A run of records
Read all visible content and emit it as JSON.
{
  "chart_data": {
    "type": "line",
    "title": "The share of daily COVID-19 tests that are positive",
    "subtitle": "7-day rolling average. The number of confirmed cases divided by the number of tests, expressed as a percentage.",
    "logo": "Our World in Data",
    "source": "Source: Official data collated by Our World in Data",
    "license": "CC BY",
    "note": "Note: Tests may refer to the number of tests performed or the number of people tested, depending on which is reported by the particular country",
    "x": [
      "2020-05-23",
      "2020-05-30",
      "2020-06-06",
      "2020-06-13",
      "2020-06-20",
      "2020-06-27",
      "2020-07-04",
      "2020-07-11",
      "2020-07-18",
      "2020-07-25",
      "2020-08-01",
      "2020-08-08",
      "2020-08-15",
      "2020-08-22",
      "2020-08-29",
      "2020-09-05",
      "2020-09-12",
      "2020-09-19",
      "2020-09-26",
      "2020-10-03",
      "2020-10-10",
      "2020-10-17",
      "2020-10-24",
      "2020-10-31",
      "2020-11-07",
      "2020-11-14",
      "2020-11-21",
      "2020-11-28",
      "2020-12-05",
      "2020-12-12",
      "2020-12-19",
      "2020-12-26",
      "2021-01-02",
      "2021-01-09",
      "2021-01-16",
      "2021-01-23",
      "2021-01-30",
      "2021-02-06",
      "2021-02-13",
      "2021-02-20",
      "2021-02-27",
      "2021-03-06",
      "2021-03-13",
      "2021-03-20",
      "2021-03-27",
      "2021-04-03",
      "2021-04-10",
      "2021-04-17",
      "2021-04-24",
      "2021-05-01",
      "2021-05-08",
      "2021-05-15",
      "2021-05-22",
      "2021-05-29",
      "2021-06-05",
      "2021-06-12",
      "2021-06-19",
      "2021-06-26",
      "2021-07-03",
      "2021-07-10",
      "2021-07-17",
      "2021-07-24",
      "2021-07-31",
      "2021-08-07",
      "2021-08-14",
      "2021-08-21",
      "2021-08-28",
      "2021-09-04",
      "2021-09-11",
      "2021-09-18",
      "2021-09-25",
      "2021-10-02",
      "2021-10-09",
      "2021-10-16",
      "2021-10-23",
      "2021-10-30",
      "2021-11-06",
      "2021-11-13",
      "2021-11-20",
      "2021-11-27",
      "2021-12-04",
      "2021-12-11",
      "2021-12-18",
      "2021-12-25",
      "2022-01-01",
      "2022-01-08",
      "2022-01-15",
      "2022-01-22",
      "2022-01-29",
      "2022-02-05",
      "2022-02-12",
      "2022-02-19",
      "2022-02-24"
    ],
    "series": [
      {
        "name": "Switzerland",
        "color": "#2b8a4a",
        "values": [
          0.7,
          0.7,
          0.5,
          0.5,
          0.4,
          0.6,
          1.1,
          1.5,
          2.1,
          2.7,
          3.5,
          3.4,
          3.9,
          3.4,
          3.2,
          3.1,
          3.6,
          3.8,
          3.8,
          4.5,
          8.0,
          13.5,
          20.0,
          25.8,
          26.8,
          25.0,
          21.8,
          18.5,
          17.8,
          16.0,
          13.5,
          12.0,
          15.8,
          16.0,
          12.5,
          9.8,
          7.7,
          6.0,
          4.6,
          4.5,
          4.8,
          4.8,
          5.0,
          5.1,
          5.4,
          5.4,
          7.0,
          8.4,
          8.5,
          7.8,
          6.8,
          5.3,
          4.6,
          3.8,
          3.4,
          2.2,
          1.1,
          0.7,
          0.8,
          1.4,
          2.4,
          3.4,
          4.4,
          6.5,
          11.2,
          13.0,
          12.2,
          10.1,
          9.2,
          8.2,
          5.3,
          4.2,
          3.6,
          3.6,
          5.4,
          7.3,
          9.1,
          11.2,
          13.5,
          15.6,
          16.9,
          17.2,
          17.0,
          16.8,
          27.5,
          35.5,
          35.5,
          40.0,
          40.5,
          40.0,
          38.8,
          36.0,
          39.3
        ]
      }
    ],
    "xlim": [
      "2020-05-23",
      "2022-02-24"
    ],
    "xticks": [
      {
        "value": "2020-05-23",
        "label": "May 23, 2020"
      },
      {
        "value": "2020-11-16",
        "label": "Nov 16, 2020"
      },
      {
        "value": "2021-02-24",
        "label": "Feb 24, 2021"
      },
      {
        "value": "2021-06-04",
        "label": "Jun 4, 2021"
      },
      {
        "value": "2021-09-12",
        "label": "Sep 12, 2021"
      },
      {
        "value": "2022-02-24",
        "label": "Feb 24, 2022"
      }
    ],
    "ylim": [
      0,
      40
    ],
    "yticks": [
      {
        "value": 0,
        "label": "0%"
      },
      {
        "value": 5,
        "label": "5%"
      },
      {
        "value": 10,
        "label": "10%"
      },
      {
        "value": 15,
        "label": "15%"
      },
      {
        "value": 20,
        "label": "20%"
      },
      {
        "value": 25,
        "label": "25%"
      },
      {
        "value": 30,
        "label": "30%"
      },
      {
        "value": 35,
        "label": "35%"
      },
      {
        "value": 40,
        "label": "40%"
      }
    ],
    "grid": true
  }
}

:: REQUIREMENT ::
Your task is to output the full set of records exactly as presented.

:: ANSWER TO THE EXERCISE ::
Read all visible content and emit it as JSON.
{
  "chart_data": {
    "type": "line",
    "title": "The share of daily COVID-19 tests that are positive",
    "subtitle": "7-day rolling average. The number of confirmed cases divided by the number of tests, expressed as a percentage.",
    "logo": "Our World in Data",
    "source": "Source: Official data collated by Our World in Data",
    "license": "CC BY",
    "note": "Note: Tests may refer to the number of tests performed or the number of people tested, depending on which is reported by the particular country",
    "x": [
      "2020-05-23",
      "2020-05-30",
      "2020-06-06",
      "2020-06-13",
      "2020-06-20",
      "2020-06-27",
      "2020-07-04",
      "2020-07-11",
      "2020-07-18",
      "2020-07-25",
      "2020-08-01",
      "2020-08-08",
      "2020-08-15",
      "2020-08-22",
      "2020-08-29",
      "2020-09-05",
      "2020-09-12",
      "2020-09-19",
      "2020-09-26",
      "2020-10-03",
      "2020-10-10",
      "2020-10-17",
      "2020-10-24",
      "2020-10-31",
      "2020-11-07",
      "2020-11-14",
      "2020-11-21",
      "2020-11-28",
      "2020-12-05",
      "2020-12-12",
      "2020-12-19",
      "2020-12-26",
      "2021-01-02",
      "2021-01-09",
      "2021-01-16",
      "2021-01-23",
      "2021-01-30",
      "2021-02-06",
      "2021-02-13",
      "2021-02-20",
      "2021-02-27",
      "2021-03-06",
      "2021-03-13",
      "2021-03-20",
      "2021-03-27",
      "2021-04-03",
      "2021-04-10",
      "2021-04-17",
      "2021-04-24",
      "2021-05-01",
      "2021-05-08",
      "2021-05-15",
      "2021-05-22",
      "2021-05-29",
      "2021-06-05",
      "2021-06-12",
      "2021-06-19",
      "2021-06-26",
      "2021-07-03",
      "2021-07-10",
      "2021-07-17",
      "2021-07-24",
      "2021-07-31",
      "2021-08-07",
      "2021-08-14",
      "2021-08-21",
      "2021-08-28",
      "2021-09-04",
      "2021-09-11",
      "2021-09-18",
      "2021-09-25",
      "2021-10-02",
      "2021-10-09",
      "2021-10-16",
      "2021-10-23",
      "2021-10-30",
      "2021-11-06",
      "2021-11-13",
      "2021-11-20",
      "2021-11-27",
      "2021-12-04",
      "2021-12-11",
      "2021-12-18",
      "2021-12-25",
      "2022-01-01",
      "2022-01-08",
      "2022-01-15",
      "2022-01-22",
      "2022-01-29",
      "2022-02-05",
      "2022-02-12",
      "2022-02-19",
      "2022-02-24"
    ],
    "series": [
      {
        "name": "Switzerland",
        "color": "#2b8a4a",
        "values": [
          0.7,
          0.7,
          0.5,
          0.5,
          0.4,
          0.6,
          1.1,
          1.5,
          2.1,
          2.7,
          3.5,
          3.4,
          3.9,
          3.4,
          3.2,
          3.1,
          3.6,
          3.8,
          3.8,
          4.5,
          8.0,
          13.5,
          20.0,
          25.8,
          26.8,
          25.0,
          21.8,
          18.5,
          17.8,
          16.0,
          13.5,
          12.0,
          15.8,
          16.0,
          12.5,
          9.8,
          7.7,
          6.0,
          4.6,
          4.5,
          4.8,
          4.8,
          5.0,
          5.1,
          5.4,
          5.4,
          7.0,
          8.4,
          8.5,
          7.8,
          6.8,
          5.3,
          4.6,
          3.8,
          3.4,
          2.2,
          1.1,
          0.7,
          0.8,
          1.4,
          2.4,
          3.4,
          4.4,
          6.5,
          11.2,
          13.0,
          12.2,
          10.1,
          9.2,
          8.2,
          5.3,
          4.2,
          3.6,
          3.6,
          5.4,
          7.3,
          9.1,
          11.2,
          13.5,
          15.6,
          16.9,
          17.2,
          17.0,
          16.8,
          27.5,
          35.5,
          35.5,
          40.0,
          40.5,
          40.0,
          38.8,
          36.0,
          39.3
        ]
      }
    ],
    "xlim": [
      "2020-05-23",
      "2022-02-24"
    ],
    "xticks": [
      {
        "value": "2020-05-23",
        "label": "May 23, 2020"
      },
      {
        "value": "2020-11-16",
        "label": "Nov 16, 2020"
      },
      {
        "value": "2021-02-24",
        "label": "Feb 24, 2021"
      },
      {
        "value": "2021-06-04",
        "label": "Jun 4, 2021"
      },
      {
        "value": "2021-09-12",
        "label": "Sep 12, 2021"
      },
      {
        "value": "2022-02-24",
        "label": "Feb 24, 2022"
      }
    ],
    "ylim": [
      0,
      40
    ],
    "yticks": [
      {
        "value": 0,
        "label": "0%"
      },
      {
        "value": 5,
        "label": "5%"
      },
      {
        "value": 10,
        "label": "10%"
      },
      {
        "value": 15,
        "label": "15%"
      },
      {
        "value": 20,
        "label": "20%"
      },
      {
        "value": 25,
        "label": "25%"
      },
      {
        "value": 30,
        "label": "30%"
      },
      {
        "value": 35,
        "label": "35%"
      },
      {
        "value": 40,
        "label": "40%"
      }
    ],
    "grid": true
  }
}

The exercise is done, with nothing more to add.